Set exercise ::
Look for the word "shearing" in the entries below, then copy every line that has it.

Data entries
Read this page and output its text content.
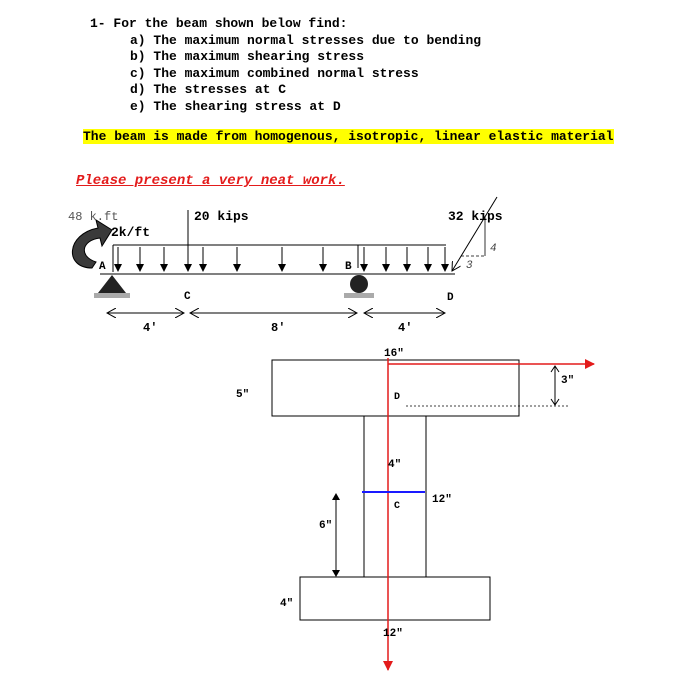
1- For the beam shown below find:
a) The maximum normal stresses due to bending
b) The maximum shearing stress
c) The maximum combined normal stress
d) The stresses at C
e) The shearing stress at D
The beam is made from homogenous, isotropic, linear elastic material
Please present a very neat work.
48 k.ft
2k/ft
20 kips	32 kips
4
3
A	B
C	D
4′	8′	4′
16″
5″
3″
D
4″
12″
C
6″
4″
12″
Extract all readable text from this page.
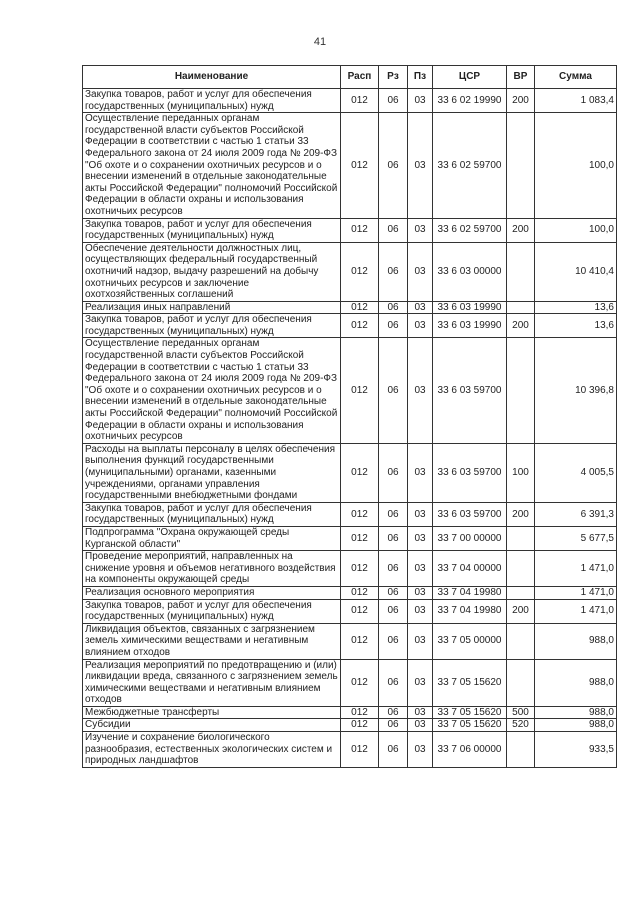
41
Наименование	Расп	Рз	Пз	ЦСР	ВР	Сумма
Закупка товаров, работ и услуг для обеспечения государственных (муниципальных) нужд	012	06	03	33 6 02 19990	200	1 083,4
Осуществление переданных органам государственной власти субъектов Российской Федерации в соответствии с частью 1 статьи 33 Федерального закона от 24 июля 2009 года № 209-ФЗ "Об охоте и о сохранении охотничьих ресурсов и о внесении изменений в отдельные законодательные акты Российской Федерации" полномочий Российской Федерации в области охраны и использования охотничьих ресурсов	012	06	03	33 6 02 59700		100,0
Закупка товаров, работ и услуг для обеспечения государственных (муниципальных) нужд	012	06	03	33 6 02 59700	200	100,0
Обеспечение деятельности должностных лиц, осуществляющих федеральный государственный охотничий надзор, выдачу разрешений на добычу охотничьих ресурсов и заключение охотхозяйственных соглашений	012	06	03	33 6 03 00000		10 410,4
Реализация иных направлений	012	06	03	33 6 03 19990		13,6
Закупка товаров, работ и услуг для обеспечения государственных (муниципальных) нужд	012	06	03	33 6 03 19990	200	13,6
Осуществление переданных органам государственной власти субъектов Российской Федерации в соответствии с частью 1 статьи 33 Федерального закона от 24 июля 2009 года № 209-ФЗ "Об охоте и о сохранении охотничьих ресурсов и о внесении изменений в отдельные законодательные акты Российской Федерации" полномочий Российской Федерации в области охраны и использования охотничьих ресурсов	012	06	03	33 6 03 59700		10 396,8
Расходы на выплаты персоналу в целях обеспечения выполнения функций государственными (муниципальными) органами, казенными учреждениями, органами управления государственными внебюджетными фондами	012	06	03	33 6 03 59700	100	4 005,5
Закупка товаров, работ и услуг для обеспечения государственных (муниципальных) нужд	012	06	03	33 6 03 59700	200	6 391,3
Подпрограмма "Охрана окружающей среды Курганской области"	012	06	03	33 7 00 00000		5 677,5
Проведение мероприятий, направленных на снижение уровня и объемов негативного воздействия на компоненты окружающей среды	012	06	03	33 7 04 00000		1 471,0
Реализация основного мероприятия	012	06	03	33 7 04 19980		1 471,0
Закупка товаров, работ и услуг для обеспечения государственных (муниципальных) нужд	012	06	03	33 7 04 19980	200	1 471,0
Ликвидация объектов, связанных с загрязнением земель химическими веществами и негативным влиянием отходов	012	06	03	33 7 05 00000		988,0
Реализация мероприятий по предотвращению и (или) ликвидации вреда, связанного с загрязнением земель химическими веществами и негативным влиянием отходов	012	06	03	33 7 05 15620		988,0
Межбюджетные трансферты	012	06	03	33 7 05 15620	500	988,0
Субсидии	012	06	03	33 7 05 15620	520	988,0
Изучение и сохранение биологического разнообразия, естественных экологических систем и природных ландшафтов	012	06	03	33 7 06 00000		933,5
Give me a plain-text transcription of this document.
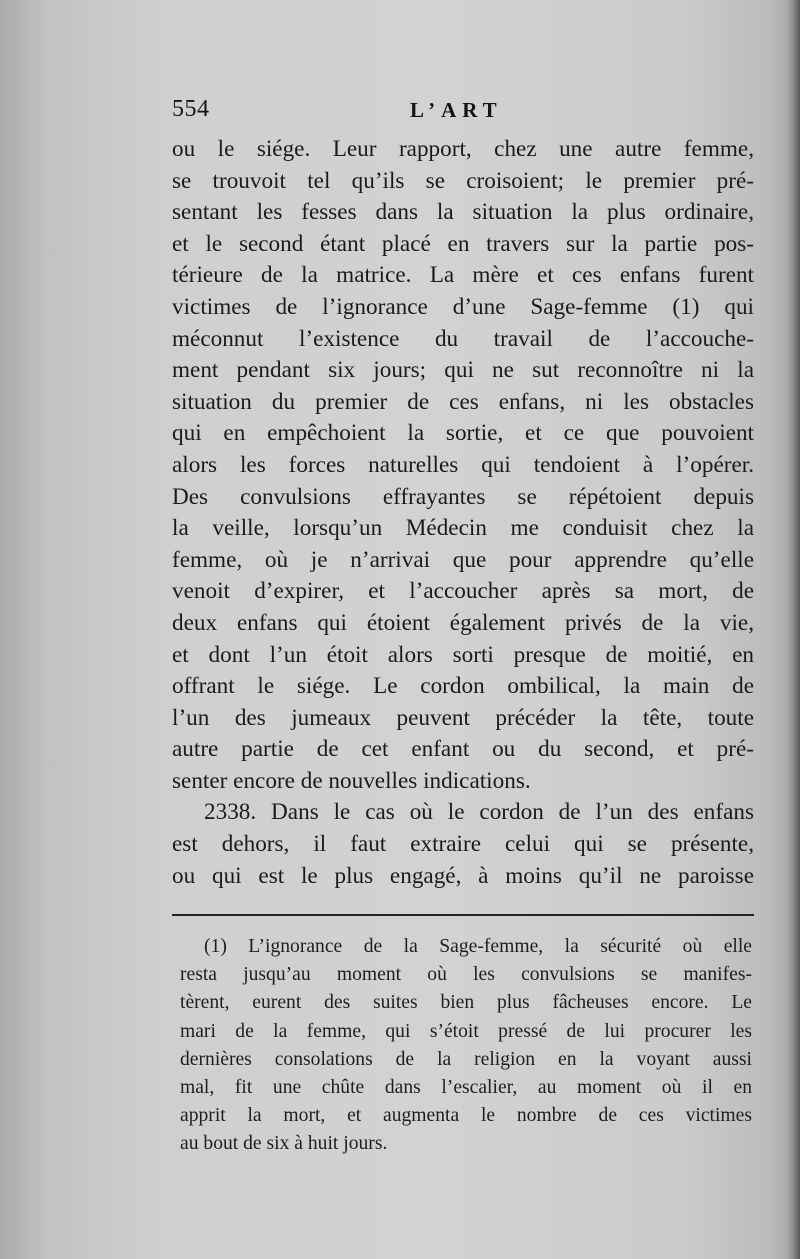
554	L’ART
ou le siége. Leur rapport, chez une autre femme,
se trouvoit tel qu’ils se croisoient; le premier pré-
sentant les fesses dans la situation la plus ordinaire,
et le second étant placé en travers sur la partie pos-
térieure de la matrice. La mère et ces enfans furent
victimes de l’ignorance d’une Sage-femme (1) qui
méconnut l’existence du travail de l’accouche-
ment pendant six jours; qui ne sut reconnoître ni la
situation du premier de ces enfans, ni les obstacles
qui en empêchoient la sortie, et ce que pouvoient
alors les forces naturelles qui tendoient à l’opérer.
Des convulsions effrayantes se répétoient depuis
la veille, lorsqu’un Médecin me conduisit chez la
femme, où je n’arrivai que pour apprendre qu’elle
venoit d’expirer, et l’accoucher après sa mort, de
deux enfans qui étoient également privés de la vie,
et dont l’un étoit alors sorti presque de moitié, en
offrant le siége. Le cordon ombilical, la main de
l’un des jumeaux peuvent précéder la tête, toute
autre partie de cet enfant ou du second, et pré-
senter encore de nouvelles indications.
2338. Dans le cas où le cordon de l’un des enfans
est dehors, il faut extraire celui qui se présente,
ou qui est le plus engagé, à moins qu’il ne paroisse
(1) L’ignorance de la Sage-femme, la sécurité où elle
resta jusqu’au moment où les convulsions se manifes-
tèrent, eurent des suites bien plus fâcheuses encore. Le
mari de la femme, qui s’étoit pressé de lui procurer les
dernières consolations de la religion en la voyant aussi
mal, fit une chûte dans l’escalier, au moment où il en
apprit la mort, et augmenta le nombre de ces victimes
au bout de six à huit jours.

Output below ::
b) The maximum shearing stress
e) The shearing stress at D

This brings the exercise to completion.